## Requirements
Retype each entry below exactly as it stands.

-- BEGIN Input rows --

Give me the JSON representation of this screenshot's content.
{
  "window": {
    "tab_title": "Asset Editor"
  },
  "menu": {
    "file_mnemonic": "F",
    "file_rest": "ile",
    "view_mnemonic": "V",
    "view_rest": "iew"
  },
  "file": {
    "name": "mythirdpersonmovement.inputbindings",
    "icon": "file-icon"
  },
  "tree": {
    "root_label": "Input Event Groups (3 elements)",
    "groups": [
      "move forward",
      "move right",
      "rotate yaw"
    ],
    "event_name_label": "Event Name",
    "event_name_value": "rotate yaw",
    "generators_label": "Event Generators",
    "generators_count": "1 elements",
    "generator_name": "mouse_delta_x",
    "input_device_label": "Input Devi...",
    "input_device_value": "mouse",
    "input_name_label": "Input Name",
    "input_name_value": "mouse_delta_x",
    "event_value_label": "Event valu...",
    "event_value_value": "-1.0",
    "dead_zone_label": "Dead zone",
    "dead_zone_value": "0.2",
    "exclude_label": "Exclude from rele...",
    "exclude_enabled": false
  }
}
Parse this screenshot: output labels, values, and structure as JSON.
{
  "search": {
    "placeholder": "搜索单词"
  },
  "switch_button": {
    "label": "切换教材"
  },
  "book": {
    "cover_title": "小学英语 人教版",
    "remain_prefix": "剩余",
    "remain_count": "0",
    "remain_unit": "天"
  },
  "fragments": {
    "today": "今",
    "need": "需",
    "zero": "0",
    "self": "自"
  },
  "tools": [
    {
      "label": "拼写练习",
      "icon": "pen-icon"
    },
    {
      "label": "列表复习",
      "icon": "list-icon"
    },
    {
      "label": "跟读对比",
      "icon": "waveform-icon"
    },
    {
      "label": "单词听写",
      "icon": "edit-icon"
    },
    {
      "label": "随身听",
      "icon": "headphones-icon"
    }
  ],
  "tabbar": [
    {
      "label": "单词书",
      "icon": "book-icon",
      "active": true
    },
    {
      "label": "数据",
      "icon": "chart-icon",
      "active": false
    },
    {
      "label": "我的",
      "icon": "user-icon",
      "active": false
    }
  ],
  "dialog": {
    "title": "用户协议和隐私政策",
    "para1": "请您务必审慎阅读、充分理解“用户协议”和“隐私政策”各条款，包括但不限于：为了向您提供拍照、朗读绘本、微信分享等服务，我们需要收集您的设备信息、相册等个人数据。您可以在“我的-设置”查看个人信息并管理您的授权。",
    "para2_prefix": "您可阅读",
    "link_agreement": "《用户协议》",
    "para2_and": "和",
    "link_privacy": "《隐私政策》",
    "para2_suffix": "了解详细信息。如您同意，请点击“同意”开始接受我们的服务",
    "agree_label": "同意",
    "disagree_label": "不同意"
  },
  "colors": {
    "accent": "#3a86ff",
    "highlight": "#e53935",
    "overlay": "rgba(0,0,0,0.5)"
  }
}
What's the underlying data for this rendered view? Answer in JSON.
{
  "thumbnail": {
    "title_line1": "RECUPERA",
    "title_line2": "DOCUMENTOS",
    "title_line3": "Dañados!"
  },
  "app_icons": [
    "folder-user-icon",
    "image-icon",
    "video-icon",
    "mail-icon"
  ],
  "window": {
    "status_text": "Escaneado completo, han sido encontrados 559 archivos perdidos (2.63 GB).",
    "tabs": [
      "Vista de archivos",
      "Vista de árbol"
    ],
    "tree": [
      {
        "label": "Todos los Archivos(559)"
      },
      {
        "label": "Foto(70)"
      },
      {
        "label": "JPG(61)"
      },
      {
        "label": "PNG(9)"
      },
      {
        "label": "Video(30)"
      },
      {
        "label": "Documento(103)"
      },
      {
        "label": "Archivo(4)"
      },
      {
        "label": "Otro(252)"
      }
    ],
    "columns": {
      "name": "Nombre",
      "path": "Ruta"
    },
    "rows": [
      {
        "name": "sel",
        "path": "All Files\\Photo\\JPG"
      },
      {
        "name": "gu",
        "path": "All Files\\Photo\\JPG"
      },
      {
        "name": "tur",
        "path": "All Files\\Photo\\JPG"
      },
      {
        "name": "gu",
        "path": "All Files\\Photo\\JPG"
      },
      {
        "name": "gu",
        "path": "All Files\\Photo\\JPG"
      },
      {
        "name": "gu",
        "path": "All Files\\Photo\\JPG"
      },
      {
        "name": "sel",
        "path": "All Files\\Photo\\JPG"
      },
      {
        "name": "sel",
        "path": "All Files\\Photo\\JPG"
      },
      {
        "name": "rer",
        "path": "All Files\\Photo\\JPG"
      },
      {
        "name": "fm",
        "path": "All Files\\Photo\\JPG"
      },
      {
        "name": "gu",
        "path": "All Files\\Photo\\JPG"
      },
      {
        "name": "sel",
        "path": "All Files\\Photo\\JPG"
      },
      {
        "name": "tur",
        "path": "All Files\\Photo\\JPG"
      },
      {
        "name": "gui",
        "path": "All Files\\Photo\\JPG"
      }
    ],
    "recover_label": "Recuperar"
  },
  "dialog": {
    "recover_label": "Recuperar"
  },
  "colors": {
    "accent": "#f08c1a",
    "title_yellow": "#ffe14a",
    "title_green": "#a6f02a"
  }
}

-- END Input rows --

## Output below
Give me the JSON representation of this screenshot's content.
{
  "window": {
    "tab_title": "Asset Editor"
  },
  "menu": {
    "file_mnemonic": "F",
    "file_rest": "ile",
    "view_mnemonic": "V",
    "view_rest": "iew"
  },
  "file": {
    "name": "mythirdpersonmovement.inputbindings",
    "icon": "file-icon"
  },
  "tree": {
    "root_label": "Input Event Groups (3 elements)",
    "groups": [
      "move forward",
      "move right",
      "rotate yaw"
    ],
    "event_name_label": "Event Name",
    "event_name_value": "rotate yaw",
    "generators_label": "Event Generators",
    "generators_count": "1 elements",
    "generator_name": "mouse_delta_x",
    "input_device_label": "Input Devi...",
    "input_device_value": "mouse",
    "input_name_label": "Input Name",
    "input_name_value": "mouse_delta_x",
    "event_value_label": "Event valu...",
    "event_value_value": "-1.0",
    "dead_zone_label": "Dead zone",
    "dead_zone_value": "0.2",
    "exclude_label": "Exclude from rele...",
    "exclude_enabled": false
  }
}
Parse this screenshot: output labels, values, and structure as JSON.
{
  "search": {
    "placeholder": "搜索单词"
  },
  "switch_button": {
    "label": "切换教材"
  },
  "book": {
    "cover_title": "小学英语 人教版",
    "remain_prefix": "剩余",
    "remain_count": "0",
    "remain_unit": "天"
  },
  "fragments": {
    "today": "今",
    "need": "需",
    "zero": "0",
    "self": "自"
  },
  "tools": [
    {
      "label": "拼写练习",
      "icon": "pen-icon"
    },
    {
      "label": "列表复习",
      "icon": "list-icon"
    },
    {
      "label": "跟读对比",
      "icon": "waveform-icon"
    },
    {
      "label": "单词听写",
      "icon": "edit-icon"
    },
    {
      "label": "随身听",
      "icon": "headphones-icon"
    }
  ],
  "tabbar": [
    {
      "label": "单词书",
      "icon": "book-icon",
      "active": true
    },
    {
      "label": "数据",
      "icon": "chart-icon",
      "active": false
    },
    {
      "label": "我的",
      "icon": "user-icon",
      "active": false
    }
  ],
  "dialog": {
    "title": "用户协议和隐私政策",
    "para1": "请您务必审慎阅读、充分理解“用户协议”和“隐私政策”各条款，包括但不限于：为了向您提供拍照、朗读绘本、微信分享等服务，我们需要收集您的设备信息、相册等个人数据。您可以在“我的-设置”查看个人信息并管理您的授权。",
    "para2_prefix": "您可阅读",
    "link_agreement": "《用户协议》",
    "para2_and": "和",
    "link_privacy": "《隐私政策》",
    "para2_suffix": "了解详细信息。如您同意，请点击“同意”开始接受我们的服务",
    "agree_label": "同意",
    "disagree_label": "不同意"
  },
  "colors": {
    "accent": "#3a86ff",
    "highlight": "#e53935",
    "overlay": "rgba(0,0,0,0.5)"
  }
}
What's the underlying data for this rendered view? Answer in JSON.
{
  "thumbnail": {
    "title_line1": "RECUPERA",
    "title_line2": "DOCUMENTOS",
    "title_line3": "Dañados!"
  },
  "app_icons": [
    "folder-user-icon",
    "image-icon",
    "video-icon",
    "mail-icon"
  ],
  "window": {
    "status_text": "Escaneado completo, han sido encontrados 559 archivos perdidos (2.63 GB).",
    "tabs": [
      "Vista de archivos",
      "Vista de árbol"
    ],
    "tree": [
      {
        "label": "Todos los Archivos(559)"
      },
      {
        "label": "Foto(70)"
      },
      {
        "label": "JPG(61)"
      },
      {
        "label": "PNG(9)"
      },
      {
        "label": "Video(30)"
      },
      {
        "label": "Documento(103)"
      },
      {
        "label": "Archivo(4)"
      },
      {
        "label": "Otro(252)"
      }
    ],
    "columns": {
      "name": "Nombre",
      "path": "Ruta"
    },
    "rows": [
      {
        "name": "sel",
        "path": "All Files\\Photo\\JPG"
      },
      {
        "name": "gu",
        "path": "All Files\\Photo\\JPG"
      },
      {
        "name": "tur",
        "path": "All Files\\Photo\\JPG"
      },
      {
        "name": "gu",
        "path": "All Files\\Photo\\JPG"
      },
      {
        "name": "gu",
        "path": "All Files\\Photo\\JPG"
      },
      {
        "name": "gu",
        "path": "All Files\\Photo\\JPG"
      },
      {
        "name": "sel",
        "path": "All Files\\Photo\\JPG"
      },
      {
        "name": "sel",
        "path": "All Files\\Photo\\JPG"
      },
      {
        "name": "rer",
        "path": "All Files\\Photo\\JPG"
      },
      {
        "name": "fm",
        "path": "All Files\\Photo\\JPG"
      },
      {
        "name": "gu",
        "path": "All Files\\Photo\\JPG"
      },
      {
        "name": "sel",
        "path": "All Files\\Photo\\JPG"
      },
      {
        "name": "tur",
        "path": "All Files\\Photo\\JPG"
      },
      {
        "name": "gui",
        "path": "All Files\\Photo\\JPG"
      }
    ],
    "recover_label": "Recuperar"
  },
  "dialog": {
    "recover_label": "Recuperar"
  },
  "colors": {
    "accent": "#f08c1a",
    "title_yellow": "#ffe14a",
    "title_green": "#a6f02a"
  }
}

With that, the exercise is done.